- _Problem to solve_
List every line in the records below that contains the word "banner".

- _Data shown_
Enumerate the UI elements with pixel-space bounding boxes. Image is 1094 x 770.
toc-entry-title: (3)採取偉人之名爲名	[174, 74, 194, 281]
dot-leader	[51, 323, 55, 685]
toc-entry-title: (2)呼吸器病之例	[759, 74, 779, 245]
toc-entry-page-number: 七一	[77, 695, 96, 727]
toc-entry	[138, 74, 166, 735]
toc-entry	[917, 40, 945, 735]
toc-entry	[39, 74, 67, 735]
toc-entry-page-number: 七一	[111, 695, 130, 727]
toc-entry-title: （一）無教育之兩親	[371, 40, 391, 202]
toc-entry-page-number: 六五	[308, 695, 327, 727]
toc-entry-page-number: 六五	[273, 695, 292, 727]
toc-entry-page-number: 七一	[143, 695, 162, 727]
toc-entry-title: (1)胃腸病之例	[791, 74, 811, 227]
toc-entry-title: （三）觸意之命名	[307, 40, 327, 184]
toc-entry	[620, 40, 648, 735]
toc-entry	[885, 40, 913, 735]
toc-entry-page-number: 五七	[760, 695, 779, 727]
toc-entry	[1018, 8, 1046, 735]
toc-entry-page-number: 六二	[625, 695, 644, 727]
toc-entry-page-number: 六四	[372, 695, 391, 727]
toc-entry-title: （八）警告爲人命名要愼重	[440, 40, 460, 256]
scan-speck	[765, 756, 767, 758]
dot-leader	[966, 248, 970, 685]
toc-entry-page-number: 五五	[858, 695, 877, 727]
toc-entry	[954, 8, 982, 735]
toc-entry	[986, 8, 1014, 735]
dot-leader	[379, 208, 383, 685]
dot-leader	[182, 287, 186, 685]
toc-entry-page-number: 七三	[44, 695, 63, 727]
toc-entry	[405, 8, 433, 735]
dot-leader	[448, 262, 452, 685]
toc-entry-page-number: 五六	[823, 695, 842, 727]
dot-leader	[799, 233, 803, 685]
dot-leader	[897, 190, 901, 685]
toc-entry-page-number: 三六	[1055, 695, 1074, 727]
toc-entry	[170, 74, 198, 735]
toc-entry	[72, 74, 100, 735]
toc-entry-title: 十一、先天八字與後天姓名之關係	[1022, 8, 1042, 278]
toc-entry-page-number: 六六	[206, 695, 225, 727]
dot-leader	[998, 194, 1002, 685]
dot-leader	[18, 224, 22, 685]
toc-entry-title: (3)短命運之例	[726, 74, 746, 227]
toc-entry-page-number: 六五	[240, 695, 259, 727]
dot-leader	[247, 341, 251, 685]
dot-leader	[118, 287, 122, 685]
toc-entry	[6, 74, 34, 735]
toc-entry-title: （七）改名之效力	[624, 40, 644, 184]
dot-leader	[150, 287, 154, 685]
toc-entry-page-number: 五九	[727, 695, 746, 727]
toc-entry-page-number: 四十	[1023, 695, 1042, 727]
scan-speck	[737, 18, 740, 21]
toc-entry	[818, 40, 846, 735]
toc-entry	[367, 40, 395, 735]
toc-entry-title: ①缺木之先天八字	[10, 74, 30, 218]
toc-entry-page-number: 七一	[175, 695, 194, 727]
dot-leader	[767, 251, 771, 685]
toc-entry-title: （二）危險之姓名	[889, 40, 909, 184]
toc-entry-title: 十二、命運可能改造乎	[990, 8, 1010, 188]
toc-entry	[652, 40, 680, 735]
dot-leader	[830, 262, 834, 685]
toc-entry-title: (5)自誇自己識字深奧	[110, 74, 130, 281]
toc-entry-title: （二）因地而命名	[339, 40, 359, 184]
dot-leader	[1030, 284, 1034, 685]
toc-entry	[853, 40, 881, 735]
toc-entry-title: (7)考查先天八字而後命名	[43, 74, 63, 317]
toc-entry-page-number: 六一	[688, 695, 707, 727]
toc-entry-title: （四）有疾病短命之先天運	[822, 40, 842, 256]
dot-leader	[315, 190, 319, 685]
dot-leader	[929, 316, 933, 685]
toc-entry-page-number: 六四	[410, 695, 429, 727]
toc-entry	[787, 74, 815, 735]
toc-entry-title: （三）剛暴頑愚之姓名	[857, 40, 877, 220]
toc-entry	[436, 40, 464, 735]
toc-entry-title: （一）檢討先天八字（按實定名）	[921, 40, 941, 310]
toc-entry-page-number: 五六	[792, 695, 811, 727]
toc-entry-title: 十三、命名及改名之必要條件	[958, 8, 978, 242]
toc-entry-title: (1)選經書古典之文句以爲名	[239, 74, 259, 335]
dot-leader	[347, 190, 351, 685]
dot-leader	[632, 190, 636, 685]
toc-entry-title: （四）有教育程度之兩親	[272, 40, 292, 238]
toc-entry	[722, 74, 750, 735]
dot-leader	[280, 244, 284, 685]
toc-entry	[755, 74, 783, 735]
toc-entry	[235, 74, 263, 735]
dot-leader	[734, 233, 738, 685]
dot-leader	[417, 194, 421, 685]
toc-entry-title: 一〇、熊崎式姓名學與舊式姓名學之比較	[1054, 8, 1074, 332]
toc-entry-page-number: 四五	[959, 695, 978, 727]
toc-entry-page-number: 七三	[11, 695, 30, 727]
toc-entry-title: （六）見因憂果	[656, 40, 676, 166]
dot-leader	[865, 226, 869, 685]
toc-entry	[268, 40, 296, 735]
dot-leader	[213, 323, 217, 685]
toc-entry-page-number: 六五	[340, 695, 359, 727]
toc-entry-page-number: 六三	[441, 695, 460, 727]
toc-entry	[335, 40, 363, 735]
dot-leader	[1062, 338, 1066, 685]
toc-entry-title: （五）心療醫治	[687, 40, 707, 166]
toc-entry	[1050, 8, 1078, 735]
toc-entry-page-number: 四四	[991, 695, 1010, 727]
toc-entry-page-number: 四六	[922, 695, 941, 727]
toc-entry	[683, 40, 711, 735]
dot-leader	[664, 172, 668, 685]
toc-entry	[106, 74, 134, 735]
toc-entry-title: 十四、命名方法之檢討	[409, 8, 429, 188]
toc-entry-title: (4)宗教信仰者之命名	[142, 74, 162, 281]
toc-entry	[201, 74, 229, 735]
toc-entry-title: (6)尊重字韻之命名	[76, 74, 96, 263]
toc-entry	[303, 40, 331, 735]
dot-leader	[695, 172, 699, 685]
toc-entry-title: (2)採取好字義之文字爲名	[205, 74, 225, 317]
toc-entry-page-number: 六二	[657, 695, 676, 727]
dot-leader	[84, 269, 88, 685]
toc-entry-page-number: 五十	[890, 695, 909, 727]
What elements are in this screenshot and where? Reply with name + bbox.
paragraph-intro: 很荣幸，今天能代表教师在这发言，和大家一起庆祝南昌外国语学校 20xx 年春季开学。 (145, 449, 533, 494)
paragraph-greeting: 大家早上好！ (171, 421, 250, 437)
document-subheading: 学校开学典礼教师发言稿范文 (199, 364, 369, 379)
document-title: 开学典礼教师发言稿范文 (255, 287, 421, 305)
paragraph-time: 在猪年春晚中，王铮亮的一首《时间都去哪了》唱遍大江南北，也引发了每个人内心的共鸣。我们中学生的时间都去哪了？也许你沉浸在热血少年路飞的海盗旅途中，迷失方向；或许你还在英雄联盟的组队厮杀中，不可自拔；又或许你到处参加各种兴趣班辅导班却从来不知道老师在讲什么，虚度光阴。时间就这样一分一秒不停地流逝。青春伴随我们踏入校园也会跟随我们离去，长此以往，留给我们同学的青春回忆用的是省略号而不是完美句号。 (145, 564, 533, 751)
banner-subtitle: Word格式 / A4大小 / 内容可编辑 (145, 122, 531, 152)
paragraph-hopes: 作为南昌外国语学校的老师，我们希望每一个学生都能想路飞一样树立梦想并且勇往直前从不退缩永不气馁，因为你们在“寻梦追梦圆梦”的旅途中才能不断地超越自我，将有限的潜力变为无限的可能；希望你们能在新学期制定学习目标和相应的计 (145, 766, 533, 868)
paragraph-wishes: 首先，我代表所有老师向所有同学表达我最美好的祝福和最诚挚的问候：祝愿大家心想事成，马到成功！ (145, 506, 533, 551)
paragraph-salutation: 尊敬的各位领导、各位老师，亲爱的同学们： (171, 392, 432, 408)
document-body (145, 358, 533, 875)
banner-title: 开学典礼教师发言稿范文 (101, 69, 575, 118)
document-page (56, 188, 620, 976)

- _Complete response_
banner-subtitle: Word格式 / A4大小 / 内容可编辑 (145, 122, 531, 152)
banner-title: 开学典礼教师发言稿范文 (101, 69, 575, 118)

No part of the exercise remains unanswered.